There were several limitations to this analysis that should be considered. First, reports of child eating behaviors were obtained from parents who may not have been aware of their child’s abnormal eating behaviors. Furthermore, both parent and child reports of parent feeding practices and general parenting respectively were likely subjective, such that negative practices and behaviors were infrequently reported and positive behaviors more frequently reported. However, the subjective nature of child reports of general parenting are thought to be acceptable since it is the child’s perception and interpretation of his/her parent’s behaviors that reflect the reality of what he/she is experiencing and gives us a more accurate picture of how parent behaviors are influencing child developmental outcomes.[60, 61] Second, our sample included treatment seeking obese children and parents who were entering a weight control program. This may have limited the generalizability of our results regarding the overweight population. In addition, the sample was relatively small and we were unable to conduct more complex moderator analyses to determine if general parenting behaviors moderated the effect of specific feeding practices. We were also unable to examine the relationship between father’s parenting behaviors and child eating behaviors, which have been shown in the past to have a different impact on child outcomes than mother’s behaviors.[41, 42] Finally, this was a cross-sectional study and we cannot determine whether these parenting behaviors influenced the development of aberrant eating behaviors or vice-versa. Replication of these results in a large prospective sample would allow us to examine the influence of both fathers and mothers on child eating behaviors and examine the causal relationship between general parenting behaviors, parent feeding practices, and aberrant child eating behaviors.

Task description: Write the next part of the passage on the study's limitations regarding parenting and child eating behaviors, starting after its final sentence.

[Document understanding data]
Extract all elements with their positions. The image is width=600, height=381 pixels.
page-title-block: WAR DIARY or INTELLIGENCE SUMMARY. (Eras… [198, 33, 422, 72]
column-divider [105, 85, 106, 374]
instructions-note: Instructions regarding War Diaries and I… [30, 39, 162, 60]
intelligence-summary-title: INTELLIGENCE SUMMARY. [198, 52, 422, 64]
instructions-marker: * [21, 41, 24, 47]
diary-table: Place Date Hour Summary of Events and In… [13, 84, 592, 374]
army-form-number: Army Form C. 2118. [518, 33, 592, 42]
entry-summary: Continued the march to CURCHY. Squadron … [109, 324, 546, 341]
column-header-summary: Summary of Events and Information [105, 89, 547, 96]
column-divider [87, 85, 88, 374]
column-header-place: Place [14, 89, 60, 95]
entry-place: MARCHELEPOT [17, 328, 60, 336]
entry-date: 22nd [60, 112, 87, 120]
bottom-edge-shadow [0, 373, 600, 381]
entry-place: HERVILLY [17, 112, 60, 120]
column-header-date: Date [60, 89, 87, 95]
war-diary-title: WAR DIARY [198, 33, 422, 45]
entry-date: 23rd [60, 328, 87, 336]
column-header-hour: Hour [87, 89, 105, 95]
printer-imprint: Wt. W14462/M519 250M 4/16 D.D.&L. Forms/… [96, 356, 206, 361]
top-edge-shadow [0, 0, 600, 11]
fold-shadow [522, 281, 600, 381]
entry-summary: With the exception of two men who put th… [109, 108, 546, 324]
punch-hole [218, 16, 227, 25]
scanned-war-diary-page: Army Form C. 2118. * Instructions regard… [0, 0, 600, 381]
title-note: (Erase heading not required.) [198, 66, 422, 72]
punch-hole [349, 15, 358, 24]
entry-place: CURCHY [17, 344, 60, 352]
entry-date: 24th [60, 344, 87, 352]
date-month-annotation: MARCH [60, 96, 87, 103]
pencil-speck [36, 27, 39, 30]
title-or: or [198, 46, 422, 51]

Task answer:
Conclusion
To our knowledge, very few studies have explored the relationship between general parenting, specific feeding practices and aberrant child eating behaviors. We found that restrictive feeding practices were significantly associated with snacking behaviors in normal weight children and emotional eating in the overweight group. In this sample, firm control was also associated with decreased risk for excessive snacking in overweight children. Given the impact of these eating behaviors on future weight and health, it is important to understand what factors may be related to the development or curtailment of such eating behaviors. Since general parenting behaviors are thought to be stable over time and not a response to certain eating behaviors,[26, 58] training parents to engage in firm parenting behaviors may be important in obesity prevention efforts. Longitudinal studies that follow children from birth need to be conducted to further expand on this relationship and truly understand the factors that affect the development of aberrant eating behaviors.
Acknowledgements
This work was funded by a grant from the National Institute of Child Health and Human Development (NICHD) grant K23HD057299 to Kyung Rhee.
Footnotes
Conflict of Interest: On behalf of all authors, the corresponding author states that there is no conflict of interest.